Stored data
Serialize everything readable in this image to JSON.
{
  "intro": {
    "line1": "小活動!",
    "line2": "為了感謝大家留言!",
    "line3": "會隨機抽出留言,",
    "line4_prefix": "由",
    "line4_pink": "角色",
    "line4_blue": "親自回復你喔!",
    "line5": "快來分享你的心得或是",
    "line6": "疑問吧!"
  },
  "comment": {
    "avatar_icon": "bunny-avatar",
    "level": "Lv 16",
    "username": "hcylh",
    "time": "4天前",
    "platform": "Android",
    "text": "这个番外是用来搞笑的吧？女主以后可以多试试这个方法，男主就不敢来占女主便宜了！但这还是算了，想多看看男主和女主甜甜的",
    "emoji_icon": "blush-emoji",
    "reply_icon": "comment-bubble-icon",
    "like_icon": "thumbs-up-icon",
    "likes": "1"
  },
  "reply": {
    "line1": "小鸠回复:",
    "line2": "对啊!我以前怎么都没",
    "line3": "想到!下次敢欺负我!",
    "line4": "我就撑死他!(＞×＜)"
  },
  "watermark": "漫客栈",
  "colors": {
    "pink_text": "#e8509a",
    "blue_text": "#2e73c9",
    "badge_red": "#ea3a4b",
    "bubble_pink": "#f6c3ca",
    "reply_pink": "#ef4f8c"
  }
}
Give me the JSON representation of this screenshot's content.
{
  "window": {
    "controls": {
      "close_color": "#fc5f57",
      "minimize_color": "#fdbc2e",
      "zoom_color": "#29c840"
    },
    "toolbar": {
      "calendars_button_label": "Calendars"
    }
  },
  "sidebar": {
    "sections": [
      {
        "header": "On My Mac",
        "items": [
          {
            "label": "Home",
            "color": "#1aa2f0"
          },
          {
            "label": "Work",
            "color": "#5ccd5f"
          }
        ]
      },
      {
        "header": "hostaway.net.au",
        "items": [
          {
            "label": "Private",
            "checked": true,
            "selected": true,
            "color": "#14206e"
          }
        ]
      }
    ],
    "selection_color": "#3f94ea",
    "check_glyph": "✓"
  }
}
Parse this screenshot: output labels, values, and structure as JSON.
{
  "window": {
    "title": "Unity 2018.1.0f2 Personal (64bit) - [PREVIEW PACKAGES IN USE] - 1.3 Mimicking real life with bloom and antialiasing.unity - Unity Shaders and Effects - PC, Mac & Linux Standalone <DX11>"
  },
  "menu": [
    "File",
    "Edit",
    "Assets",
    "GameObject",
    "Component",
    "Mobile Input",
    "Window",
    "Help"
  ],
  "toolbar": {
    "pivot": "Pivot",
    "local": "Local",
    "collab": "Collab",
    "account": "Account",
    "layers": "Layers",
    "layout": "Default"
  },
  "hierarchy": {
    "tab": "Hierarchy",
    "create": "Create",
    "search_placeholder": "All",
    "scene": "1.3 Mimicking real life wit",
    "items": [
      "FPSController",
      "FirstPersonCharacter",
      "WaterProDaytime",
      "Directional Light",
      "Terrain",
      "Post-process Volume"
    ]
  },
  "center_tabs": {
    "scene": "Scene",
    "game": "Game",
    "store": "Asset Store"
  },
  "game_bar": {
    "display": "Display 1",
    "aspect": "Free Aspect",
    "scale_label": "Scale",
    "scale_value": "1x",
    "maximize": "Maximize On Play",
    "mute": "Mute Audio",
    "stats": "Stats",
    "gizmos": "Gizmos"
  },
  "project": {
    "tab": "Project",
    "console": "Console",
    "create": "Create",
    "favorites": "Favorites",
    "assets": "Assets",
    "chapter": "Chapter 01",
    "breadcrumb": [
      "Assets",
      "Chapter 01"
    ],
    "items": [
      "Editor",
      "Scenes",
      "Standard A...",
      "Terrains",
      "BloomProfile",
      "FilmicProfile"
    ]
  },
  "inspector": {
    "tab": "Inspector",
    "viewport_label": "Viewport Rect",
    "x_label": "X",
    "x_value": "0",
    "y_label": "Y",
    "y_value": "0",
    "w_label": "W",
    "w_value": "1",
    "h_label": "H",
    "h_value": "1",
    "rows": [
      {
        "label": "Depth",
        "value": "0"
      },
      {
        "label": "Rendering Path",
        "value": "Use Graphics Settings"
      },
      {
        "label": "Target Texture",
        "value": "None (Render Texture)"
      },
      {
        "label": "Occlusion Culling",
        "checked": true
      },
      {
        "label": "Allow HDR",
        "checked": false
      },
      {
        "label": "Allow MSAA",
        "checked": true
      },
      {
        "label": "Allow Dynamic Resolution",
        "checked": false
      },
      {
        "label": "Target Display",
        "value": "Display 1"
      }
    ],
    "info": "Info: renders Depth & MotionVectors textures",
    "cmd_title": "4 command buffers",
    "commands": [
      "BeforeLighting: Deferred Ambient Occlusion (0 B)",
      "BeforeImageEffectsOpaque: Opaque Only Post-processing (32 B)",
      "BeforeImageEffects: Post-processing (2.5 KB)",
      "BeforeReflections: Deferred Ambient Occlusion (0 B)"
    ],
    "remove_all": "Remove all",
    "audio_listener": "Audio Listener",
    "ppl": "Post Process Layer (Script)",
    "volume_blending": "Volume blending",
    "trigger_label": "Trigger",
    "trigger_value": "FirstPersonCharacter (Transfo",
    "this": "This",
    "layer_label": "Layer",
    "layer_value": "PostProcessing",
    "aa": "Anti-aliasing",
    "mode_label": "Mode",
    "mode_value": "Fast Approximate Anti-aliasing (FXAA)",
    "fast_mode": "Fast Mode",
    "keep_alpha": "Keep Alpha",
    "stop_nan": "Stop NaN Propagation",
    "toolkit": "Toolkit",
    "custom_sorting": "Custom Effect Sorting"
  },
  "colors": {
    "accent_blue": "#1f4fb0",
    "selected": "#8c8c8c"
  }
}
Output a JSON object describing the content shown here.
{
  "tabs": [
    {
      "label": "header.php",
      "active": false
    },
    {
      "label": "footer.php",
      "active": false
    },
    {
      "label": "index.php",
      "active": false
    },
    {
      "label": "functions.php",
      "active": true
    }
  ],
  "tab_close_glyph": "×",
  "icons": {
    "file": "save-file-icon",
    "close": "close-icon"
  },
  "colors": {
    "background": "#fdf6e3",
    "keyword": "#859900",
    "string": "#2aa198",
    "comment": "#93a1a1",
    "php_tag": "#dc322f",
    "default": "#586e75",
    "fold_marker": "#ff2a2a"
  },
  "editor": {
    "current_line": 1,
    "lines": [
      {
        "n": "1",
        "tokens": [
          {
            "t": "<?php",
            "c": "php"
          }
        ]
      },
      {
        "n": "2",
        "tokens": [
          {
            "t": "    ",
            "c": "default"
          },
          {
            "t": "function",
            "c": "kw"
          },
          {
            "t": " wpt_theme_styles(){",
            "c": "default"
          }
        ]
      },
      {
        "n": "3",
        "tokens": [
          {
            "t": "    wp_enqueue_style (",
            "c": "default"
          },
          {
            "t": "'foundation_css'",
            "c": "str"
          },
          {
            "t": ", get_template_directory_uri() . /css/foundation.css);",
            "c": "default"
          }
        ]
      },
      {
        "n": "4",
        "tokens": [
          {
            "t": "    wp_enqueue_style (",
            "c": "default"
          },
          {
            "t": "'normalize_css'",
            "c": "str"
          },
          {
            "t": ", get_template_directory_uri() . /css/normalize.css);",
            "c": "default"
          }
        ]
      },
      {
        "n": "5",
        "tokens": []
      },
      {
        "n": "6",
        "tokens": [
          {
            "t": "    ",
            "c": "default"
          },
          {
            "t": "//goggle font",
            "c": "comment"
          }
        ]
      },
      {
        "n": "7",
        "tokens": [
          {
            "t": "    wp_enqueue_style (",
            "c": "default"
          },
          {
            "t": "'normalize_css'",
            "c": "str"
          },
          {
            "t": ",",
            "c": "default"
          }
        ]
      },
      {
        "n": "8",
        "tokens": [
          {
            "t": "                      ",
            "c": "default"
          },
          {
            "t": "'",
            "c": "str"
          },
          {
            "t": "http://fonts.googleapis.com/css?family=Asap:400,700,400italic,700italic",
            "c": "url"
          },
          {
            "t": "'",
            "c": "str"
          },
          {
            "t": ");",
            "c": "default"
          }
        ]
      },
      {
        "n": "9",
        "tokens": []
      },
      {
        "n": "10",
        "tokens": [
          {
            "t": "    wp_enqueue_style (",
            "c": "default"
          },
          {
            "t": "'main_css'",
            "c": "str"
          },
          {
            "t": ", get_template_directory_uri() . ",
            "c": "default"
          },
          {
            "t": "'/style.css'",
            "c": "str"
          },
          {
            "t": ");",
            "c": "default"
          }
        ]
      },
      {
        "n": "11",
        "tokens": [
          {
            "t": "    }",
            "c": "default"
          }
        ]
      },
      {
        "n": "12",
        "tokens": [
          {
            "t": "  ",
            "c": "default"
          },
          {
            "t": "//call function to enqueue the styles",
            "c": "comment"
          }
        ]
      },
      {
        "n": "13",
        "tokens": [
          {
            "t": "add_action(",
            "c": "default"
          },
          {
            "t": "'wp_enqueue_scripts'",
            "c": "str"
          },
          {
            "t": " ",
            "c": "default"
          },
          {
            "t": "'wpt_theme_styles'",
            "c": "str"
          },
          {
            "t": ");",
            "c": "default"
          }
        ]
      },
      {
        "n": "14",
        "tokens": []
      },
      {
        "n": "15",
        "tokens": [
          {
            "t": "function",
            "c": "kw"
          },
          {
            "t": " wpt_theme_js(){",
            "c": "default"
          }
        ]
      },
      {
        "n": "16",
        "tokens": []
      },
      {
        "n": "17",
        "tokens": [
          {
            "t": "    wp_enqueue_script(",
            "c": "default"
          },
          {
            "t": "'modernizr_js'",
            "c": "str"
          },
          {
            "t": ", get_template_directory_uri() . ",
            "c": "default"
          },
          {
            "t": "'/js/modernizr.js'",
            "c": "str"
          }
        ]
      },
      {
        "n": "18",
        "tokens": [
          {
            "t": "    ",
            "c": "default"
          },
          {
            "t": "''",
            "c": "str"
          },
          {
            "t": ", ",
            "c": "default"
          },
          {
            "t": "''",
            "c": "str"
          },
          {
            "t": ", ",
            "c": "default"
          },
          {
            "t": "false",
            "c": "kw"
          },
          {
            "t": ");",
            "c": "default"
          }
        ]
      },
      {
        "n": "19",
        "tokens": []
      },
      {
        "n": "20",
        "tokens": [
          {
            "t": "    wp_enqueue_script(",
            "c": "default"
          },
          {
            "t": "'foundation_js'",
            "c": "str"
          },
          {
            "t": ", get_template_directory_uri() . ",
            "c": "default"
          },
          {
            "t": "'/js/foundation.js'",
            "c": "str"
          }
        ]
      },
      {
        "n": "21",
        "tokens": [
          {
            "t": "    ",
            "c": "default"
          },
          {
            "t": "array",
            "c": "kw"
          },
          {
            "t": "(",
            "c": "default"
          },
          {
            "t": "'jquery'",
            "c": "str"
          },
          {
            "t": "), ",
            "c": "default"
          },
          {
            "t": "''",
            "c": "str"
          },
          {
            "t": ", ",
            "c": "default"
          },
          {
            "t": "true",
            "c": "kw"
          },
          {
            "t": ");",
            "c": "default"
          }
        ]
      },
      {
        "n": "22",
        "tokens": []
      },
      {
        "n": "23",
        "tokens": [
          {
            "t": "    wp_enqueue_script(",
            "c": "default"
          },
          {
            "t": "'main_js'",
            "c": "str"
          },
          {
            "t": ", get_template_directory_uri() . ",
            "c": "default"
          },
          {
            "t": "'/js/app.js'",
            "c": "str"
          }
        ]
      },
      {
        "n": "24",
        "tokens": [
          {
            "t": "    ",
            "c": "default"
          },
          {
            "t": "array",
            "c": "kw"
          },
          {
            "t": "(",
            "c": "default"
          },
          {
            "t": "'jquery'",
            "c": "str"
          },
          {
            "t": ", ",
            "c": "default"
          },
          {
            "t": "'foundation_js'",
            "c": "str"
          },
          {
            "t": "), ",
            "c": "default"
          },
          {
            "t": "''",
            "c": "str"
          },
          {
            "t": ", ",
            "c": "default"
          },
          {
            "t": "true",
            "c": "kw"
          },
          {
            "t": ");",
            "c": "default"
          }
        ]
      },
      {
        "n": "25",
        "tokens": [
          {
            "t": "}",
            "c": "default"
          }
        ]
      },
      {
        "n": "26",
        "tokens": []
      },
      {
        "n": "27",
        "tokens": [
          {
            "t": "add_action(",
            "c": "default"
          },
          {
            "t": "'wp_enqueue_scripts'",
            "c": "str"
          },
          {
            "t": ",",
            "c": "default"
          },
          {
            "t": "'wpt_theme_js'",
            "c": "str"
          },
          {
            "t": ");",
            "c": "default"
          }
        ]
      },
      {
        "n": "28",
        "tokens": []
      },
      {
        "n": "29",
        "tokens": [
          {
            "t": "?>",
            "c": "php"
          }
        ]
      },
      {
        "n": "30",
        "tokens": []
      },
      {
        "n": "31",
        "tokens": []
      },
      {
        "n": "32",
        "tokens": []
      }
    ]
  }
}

### Stated exercise
The answer is a single number: how many lines include the word "Occlusion"?

### Solution for this task
3